Rows from a figure dataset:
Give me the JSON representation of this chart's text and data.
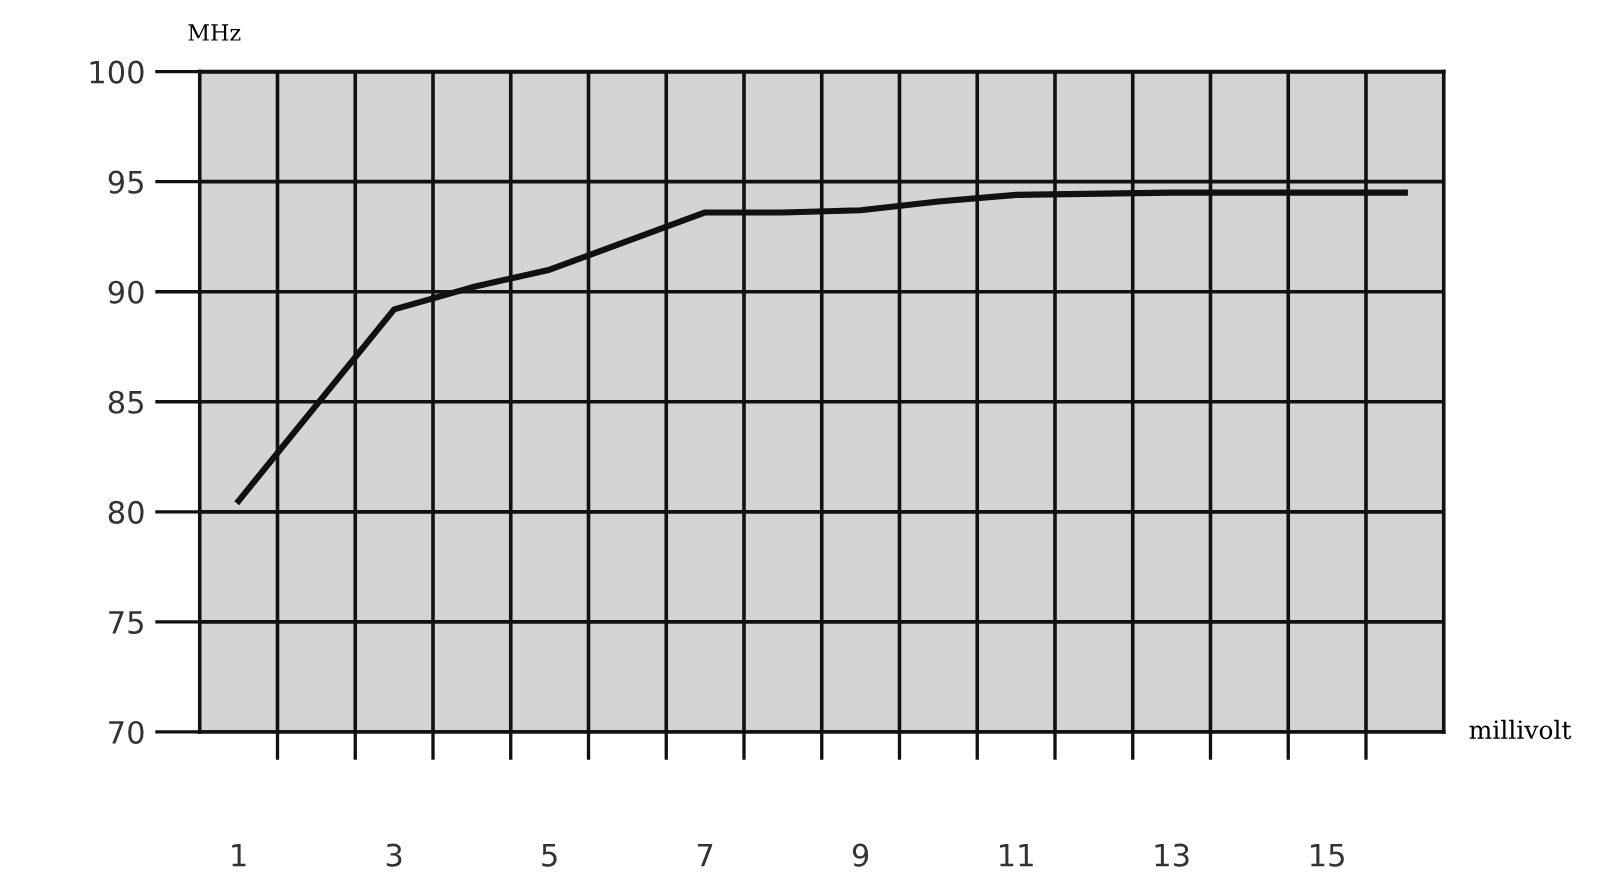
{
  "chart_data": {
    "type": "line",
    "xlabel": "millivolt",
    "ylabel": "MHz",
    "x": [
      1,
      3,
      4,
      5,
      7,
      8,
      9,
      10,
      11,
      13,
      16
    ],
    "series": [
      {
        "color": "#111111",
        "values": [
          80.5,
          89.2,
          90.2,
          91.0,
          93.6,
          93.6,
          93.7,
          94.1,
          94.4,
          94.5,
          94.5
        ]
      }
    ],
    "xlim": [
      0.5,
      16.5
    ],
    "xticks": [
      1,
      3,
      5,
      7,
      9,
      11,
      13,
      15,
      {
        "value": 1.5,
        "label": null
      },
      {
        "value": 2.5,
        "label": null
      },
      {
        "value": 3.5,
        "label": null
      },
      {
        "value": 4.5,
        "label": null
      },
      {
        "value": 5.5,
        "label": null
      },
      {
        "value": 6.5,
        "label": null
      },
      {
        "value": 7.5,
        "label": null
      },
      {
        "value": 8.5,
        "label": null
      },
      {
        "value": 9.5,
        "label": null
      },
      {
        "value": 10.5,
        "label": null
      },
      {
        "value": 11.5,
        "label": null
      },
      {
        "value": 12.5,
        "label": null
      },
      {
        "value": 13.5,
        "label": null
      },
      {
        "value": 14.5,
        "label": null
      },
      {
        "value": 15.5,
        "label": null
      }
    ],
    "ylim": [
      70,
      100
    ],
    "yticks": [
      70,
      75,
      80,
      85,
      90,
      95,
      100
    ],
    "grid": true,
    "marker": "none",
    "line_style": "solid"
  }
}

Required task: In the copy, include all records verbatim but no images.

Task result:
Give me the JSON representation of this chart's text and data.
{
  "chart_data": {
    "type": "line",
    "xlabel": "millivolt",
    "ylabel": "MHz",
    "x": [
      1,
      3,
      4,
      5,
      7,
      8,
      9,
      10,
      11,
      13,
      16
    ],
    "series": [
      {
        "color": "#111111",
        "values": [
          80.5,
          89.2,
          90.2,
          91.0,
          93.6,
          93.6,
          93.7,
          94.1,
          94.4,
          94.5,
          94.5
        ]
      }
    ],
    "xlim": [
      0.5,
      16.5
    ],
    "xticks": [
      1,
      3,
      5,
      7,
      9,
      11,
      13,
      15,
      {
        "value": 1.5,
        "label": null
      },
      {
        "value": 2.5,
        "label": null
      },
      {
        "value": 3.5,
        "label": null
      },
      {
        "value": 4.5,
        "label": null
      },
      {
        "value": 5.5,
        "label": null
      },
      {
        "value": 6.5,
        "label": null
      },
      {
        "value": 7.5,
        "label": null
      },
      {
        "value": 8.5,
        "label": null
      },
      {
        "value": 9.5,
        "label": null
      },
      {
        "value": 10.5,
        "label": null
      },
      {
        "value": 11.5,
        "label": null
      },
      {
        "value": 12.5,
        "label": null
      },
      {
        "value": 13.5,
        "label": null
      },
      {
        "value": 14.5,
        "label": null
      },
      {
        "value": 15.5,
        "label": null
      }
    ],
    "ylim": [
      70,
      100
    ],
    "yticks": [
      70,
      75,
      80,
      85,
      90,
      95,
      100
    ],
    "grid": true,
    "marker": "none",
    "line_style": "solid"
  }
}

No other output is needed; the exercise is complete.